_What is needed_
Continue the blog post on the Central Limit Theorem below, starting after its last line.
___ Page ___
Central Limit Theorem — Statistics

Sandeep Sharma
3 min readFeb 21, 2022

Central Limit Theorem (CLT) is very fundamental and a key concept in probability theory. In this blog we will cover Central Limit Theorem.

CLT theory states that given a sufficiently large sample size from a population with a finite level of variance, the mean of all samples from the same population will be approximately equal to the mean of the population.

Need some simple words????

if you sample randomly from a population repeatedly, and for each sample you compute an average value over that sample, that the distribution of the averages is Normal Distribution.

Averages of all numbers will be independent of each other and tend to have bell-shaped distributions.

•After fetching different samples, which are enough in numbers, we can then calculate the mean of each sample and then plot the various distributions.

  • Also, if we take the average of the sample mean, then the result will be equal to the actual population mean & the standard deviation equals σ/√n (Standard Error).

Standard Error (SE) of a statistic is the standard deviation of its sampling distribution or an estimate of that standard deviation.

Standard Deviation or error

In Simple words, a sample mean deviates from the actual mean of a population.

Population sample criteria for Central Limit Theorem

Samples should be: -
1.Representative of the population.
2.Big enough to draw conclusions from, which in statistics is a sample size greater or equal to 30.
___ Raw data ___
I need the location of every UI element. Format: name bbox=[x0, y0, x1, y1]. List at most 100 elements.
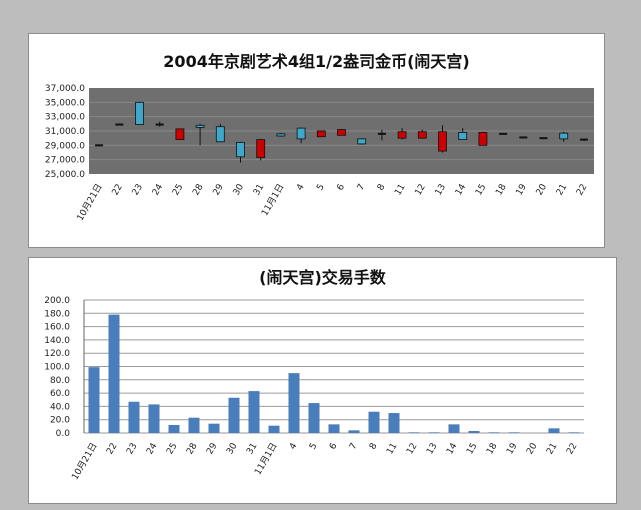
volume-chart-panel: (闹天宫)交易手数 0.0 20.0 40.0 60.0 80.0 100.0 120.0 1… bbox=[28, 257, 617, 504]
x-tick-label: 28 bbox=[191, 182, 206, 197]
x-tick-label: 31 bbox=[245, 442, 259, 457]
y-tick-label: 120.0 bbox=[44, 349, 70, 359]
x-tick-label: 24 bbox=[151, 182, 166, 197]
x-tick-label: 20 bbox=[535, 182, 550, 197]
x-tick-label: 13 bbox=[425, 442, 439, 457]
volume-bar bbox=[408, 432, 420, 433]
x-tick-label: 10月21日 bbox=[75, 182, 105, 223]
x-tick-label: 23 bbox=[131, 183, 145, 198]
y-tick-label: 140.0 bbox=[44, 336, 70, 346]
candle-body bbox=[215, 126, 225, 143]
candle-body bbox=[195, 124, 205, 128]
candle-body bbox=[276, 133, 286, 137]
y-tick-label: 0.0 bbox=[56, 429, 71, 439]
x-tick-label: 31 bbox=[252, 183, 266, 198]
volume-bar bbox=[228, 397, 240, 433]
x-tick-label: 30 bbox=[232, 182, 247, 197]
y-tick-label: 31,000.0 bbox=[45, 127, 85, 137]
candle-body bbox=[499, 132, 508, 135]
x-tick-label: 21 bbox=[545, 442, 559, 457]
x-tick-label: 28 bbox=[185, 441, 200, 456]
y-tick-label: 29,000.0 bbox=[45, 141, 85, 151]
x-tick-label: 22 bbox=[575, 183, 589, 198]
volume-bar bbox=[288, 373, 300, 433]
volume-chart-title: (闹天宫)交易手数 bbox=[259, 268, 386, 287]
candle-body bbox=[296, 127, 306, 140]
x-tick-label: 8 bbox=[368, 441, 380, 451]
y-tick-label: 180.0 bbox=[44, 309, 70, 319]
x-tick-label: 22 bbox=[105, 442, 119, 457]
volume-bar bbox=[128, 401, 140, 433]
x-tick-label: 7 bbox=[356, 183, 368, 193]
candle-body bbox=[478, 132, 488, 146]
y-tick-label: 20.0 bbox=[50, 416, 70, 426]
candle-body bbox=[316, 130, 326, 138]
y-tick-label: 60.0 bbox=[50, 389, 70, 399]
volume-bar bbox=[548, 428, 560, 433]
volume-bar bbox=[168, 425, 180, 433]
volume-bar bbox=[448, 424, 460, 433]
volume-bar bbox=[488, 432, 500, 433]
x-tick-label: 6 bbox=[336, 182, 348, 192]
x-tick-label: 18 bbox=[494, 182, 509, 197]
volume-bar bbox=[88, 367, 100, 433]
x-tick-label: 15 bbox=[465, 442, 479, 457]
candle-body bbox=[256, 139, 266, 158]
candle-body bbox=[539, 137, 548, 140]
x-tick-label: 12 bbox=[405, 442, 419, 457]
x-tick-label: 25 bbox=[171, 183, 185, 198]
x-tick-label: 11 bbox=[393, 183, 407, 198]
candle-body bbox=[438, 131, 447, 152]
x-tick-label: 23 bbox=[125, 442, 139, 457]
y-tick-label: 80.0 bbox=[50, 376, 70, 386]
x-tick-label: 4 bbox=[295, 182, 307, 192]
candle-body bbox=[519, 136, 528, 139]
x-tick-label: 18 bbox=[485, 441, 500, 456]
x-tick-label: 11 bbox=[385, 442, 399, 457]
y-tick-label: 160.0 bbox=[44, 323, 70, 333]
candlestick-chart-title: 2004年京剧艺术4组1/2盎司金币(闹天宫) bbox=[163, 52, 470, 71]
x-tick-label: 12 bbox=[414, 183, 428, 198]
candle-body bbox=[417, 131, 427, 139]
y-tick-label: 25,000.0 bbox=[45, 170, 85, 180]
x-tick-label: 7 bbox=[348, 442, 360, 452]
volume-bar bbox=[388, 413, 400, 433]
y-tick-label: 100.0 bbox=[44, 363, 70, 373]
candle-body bbox=[155, 123, 164, 126]
x-tick-label: 19 bbox=[505, 441, 520, 456]
volume-bar bbox=[428, 432, 440, 433]
candle-body bbox=[95, 144, 104, 147]
volume-bar bbox=[248, 391, 260, 433]
x-tick-label: 8 bbox=[376, 182, 388, 192]
x-tick-label: 5 bbox=[308, 442, 320, 452]
x-tick-label: 10月21日 bbox=[70, 441, 100, 482]
candle-body bbox=[115, 123, 124, 126]
y-tick-label: 33,000.0 bbox=[45, 113, 85, 123]
candle-body bbox=[175, 128, 185, 140]
x-tick-label: 25 bbox=[165, 442, 179, 457]
volume-bar bbox=[308, 403, 320, 433]
x-tick-label: 4 bbox=[288, 441, 300, 451]
x-tick-label: 21 bbox=[555, 183, 569, 198]
volume-bar bbox=[148, 404, 160, 433]
candle-body bbox=[135, 101, 144, 125]
volume-bar bbox=[188, 417, 200, 433]
y-tick-label: 37,000.0 bbox=[45, 84, 85, 94]
volume-bar bbox=[568, 432, 580, 433]
x-tick-label: 14 bbox=[445, 441, 460, 456]
x-tick-label: 22 bbox=[111, 183, 125, 198]
candle-body bbox=[559, 132, 569, 140]
y-tick-label: 40.0 bbox=[50, 402, 70, 412]
x-tick-label: 29 bbox=[205, 441, 220, 456]
volume-bar bbox=[108, 314, 120, 433]
volume-bar bbox=[268, 425, 280, 433]
y-tick-label: 27,000.0 bbox=[45, 156, 85, 166]
x-tick-label: 15 bbox=[474, 183, 488, 198]
volume-bar bbox=[348, 430, 360, 433]
x-tick-label: 6 bbox=[328, 441, 340, 451]
x-tick-label: 13 bbox=[434, 183, 448, 198]
y-tick-label: 200.0 bbox=[44, 296, 70, 306]
candlestick-chart: 25,000.0 27,000.0 29,000.0 31,000.0 33,000.0… bbox=[45, 84, 594, 223]
candle-body bbox=[337, 129, 346, 136]
candle-body bbox=[579, 138, 588, 141]
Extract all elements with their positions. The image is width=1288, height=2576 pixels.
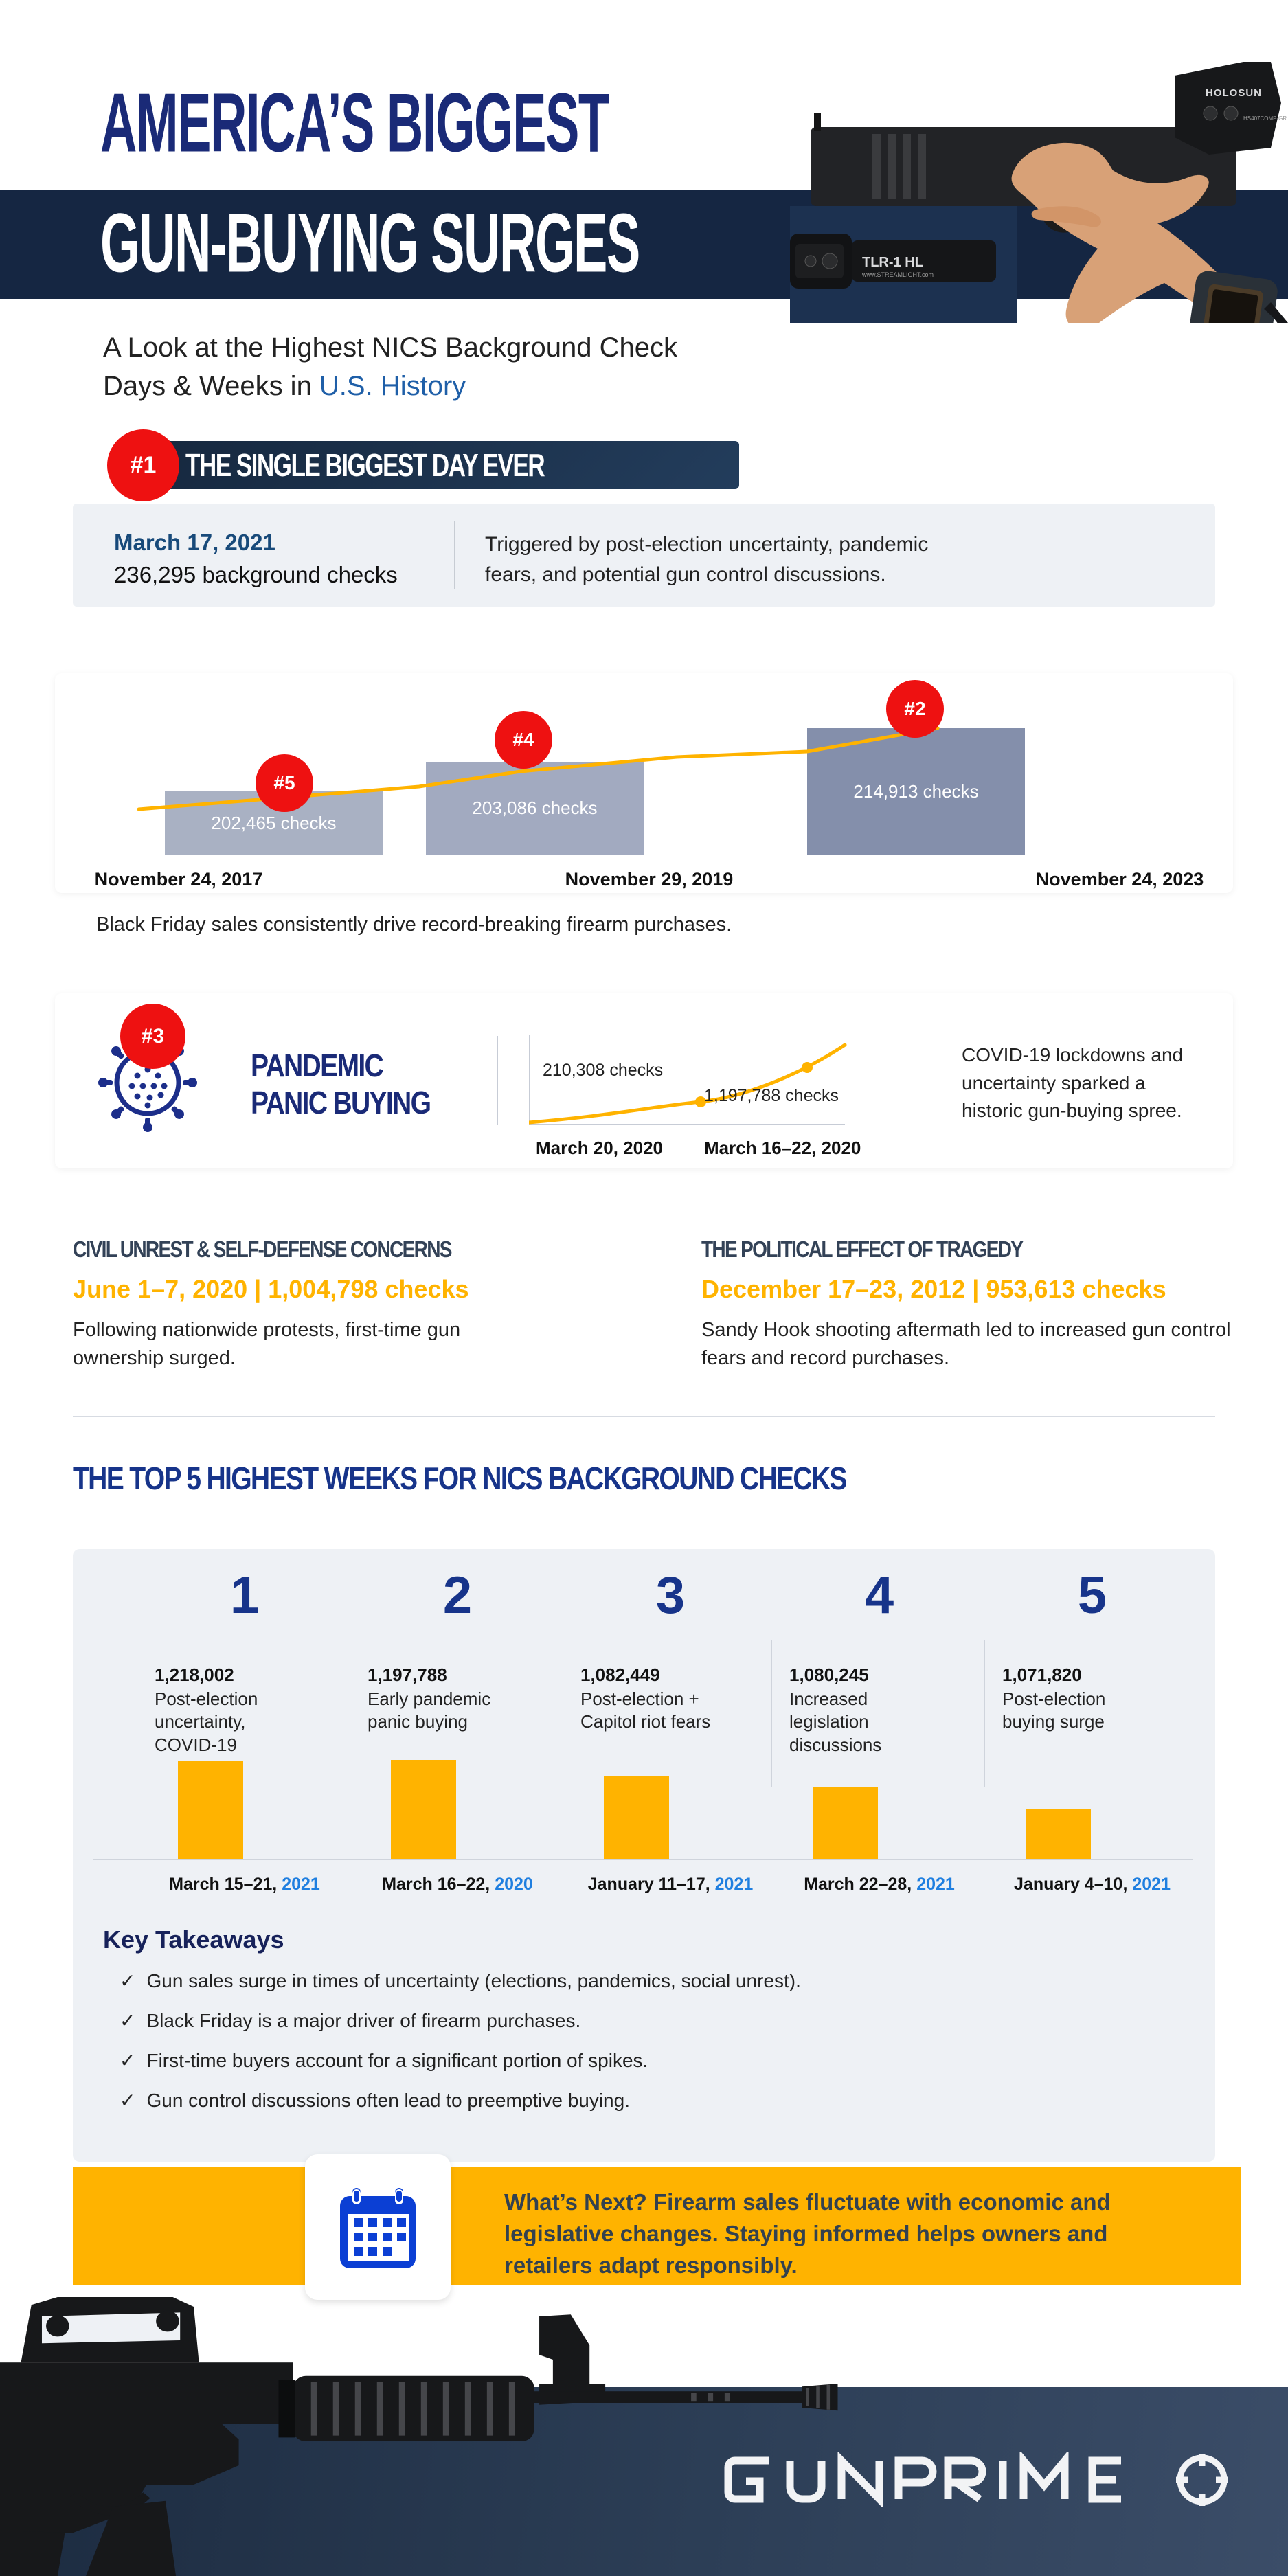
- svg-text:TLR-1 HL: TLR-1 HL: [862, 255, 923, 270]
- svg-text:HOLOSUN: HOLOSUN: [1206, 87, 1262, 99]
- svg-text:HS407COMP-GR: HS407COMP-GR: [1243, 115, 1287, 122]
- svg-text:www.STREAMLIGHT.com: www.STREAMLIGHT.com: [861, 271, 934, 278]
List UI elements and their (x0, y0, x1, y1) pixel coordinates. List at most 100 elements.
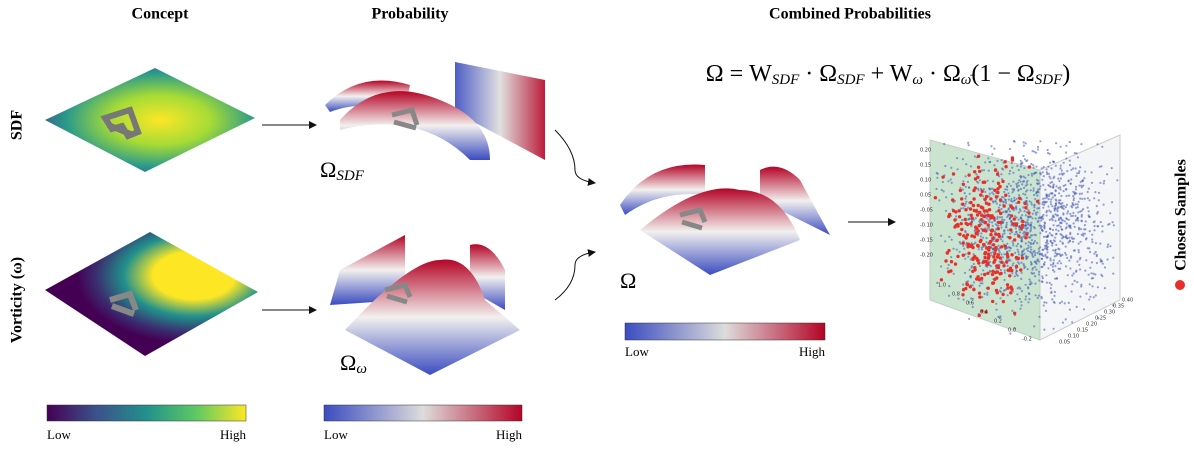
___
_Answer_
3.Include less than 10% of the population.
4.The distribution of the original dataset does not matter. However, the distribution of the sample means would be Normal Distribution

Why n ≥ 30 samples?

Above picture, shows 3 different population distributions which are not normal. Sampling distribution of means gets a little closer to normal distribution when we take n =5 and almost normal distribution when n=30.

Example:

Imagine rolling a 1–6 die lots of times. We expect to get (over a long time) an equal proportion of each roll.

Output for a single fair dice

Now lets take two fair dice (One is white and other is red). You only have a 1 in 36 (around 0.03) chance of a 2 or a 12 because there’s only 1 way to make a 2 — you need a 1 on both dice. But a seven is much more common — you have a 1 in 6 (around 0.16) chance of a 7

Output of both dices
Average of both outcomes
Visualization of two fair dices

Thank you reading this article. Will keep sharing new information and articles.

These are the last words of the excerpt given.